» PROVIDED RECORDS:
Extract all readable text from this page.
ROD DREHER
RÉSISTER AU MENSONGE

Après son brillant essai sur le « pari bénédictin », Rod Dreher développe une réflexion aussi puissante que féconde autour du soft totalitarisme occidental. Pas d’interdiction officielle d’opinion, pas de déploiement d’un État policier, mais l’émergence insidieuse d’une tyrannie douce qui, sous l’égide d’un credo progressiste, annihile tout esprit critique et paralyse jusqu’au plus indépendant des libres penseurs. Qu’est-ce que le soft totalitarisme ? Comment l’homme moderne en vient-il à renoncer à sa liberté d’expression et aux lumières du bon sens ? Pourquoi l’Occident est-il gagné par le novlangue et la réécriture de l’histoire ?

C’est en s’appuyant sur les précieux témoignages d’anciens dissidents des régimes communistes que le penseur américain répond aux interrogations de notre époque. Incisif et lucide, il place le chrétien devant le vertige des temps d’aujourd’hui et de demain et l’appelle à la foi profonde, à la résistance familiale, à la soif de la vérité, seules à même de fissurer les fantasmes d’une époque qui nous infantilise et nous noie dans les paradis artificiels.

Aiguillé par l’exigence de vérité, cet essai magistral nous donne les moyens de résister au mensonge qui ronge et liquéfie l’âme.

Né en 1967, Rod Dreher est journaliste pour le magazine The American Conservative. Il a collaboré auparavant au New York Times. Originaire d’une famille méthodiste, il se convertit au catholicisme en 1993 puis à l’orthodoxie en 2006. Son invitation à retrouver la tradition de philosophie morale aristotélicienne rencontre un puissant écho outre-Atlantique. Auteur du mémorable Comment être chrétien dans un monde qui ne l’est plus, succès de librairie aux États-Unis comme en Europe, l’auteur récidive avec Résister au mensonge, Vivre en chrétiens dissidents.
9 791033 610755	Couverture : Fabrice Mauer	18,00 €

» WHAT YOU WILL DO: Write out the listing once more, matching it exactly.

» RESULT OF THIS TASK:
Extract all readable text from this page.
ROD DREHER
RÉSISTER AU MENSONGE

Après son brillant essai sur le « pari bénédictin », Rod Dreher développe une réflexion aussi puissante que féconde autour du soft totalitarisme occidental. Pas d’interdiction officielle d’opinion, pas de déploiement d’un État policier, mais l’émergence insidieuse d’une tyrannie douce qui, sous l’égide d’un credo progressiste, annihile tout esprit critique et paralyse jusqu’au plus indépendant des libres penseurs. Qu’est-ce que le soft totalitarisme ? Comment l’homme moderne en vient-il à renoncer à sa liberté d’expression et aux lumières du bon sens ? Pourquoi l’Occident est-il gagné par le novlangue et la réécriture de l’histoire ?

C’est en s’appuyant sur les précieux témoignages d’anciens dissidents des régimes communistes que le penseur américain répond aux interrogations de notre époque. Incisif et lucide, il place le chrétien devant le vertige des temps d’aujourd’hui et de demain et l’appelle à la foi profonde, à la résistance familiale, à la soif de la vérité, seules à même de fissurer les fantasmes d’une époque qui nous infantilise et nous noie dans les paradis artificiels.

Aiguillé par l’exigence de vérité, cet essai magistral nous donne les moyens de résister au mensonge qui ronge et liquéfie l’âme.

Né en 1967, Rod Dreher est journaliste pour le magazine The American Conservative. Il a collaboré auparavant au New York Times. Originaire d’une famille méthodiste, il se convertit au catholicisme en 1993 puis à l’orthodoxie en 2006. Son invitation à retrouver la tradition de philosophie morale aristotélicienne rencontre un puissant écho outre-Atlantique. Auteur du mémorable Comment être chrétien dans un monde qui ne l’est plus, succès de librairie aux États-Unis comme en Europe, l’auteur récidive avec Résister au mensonge, Vivre en chrétiens dissidents.
9 791033 610755	Couverture : Fabrice Mauer	18,00 €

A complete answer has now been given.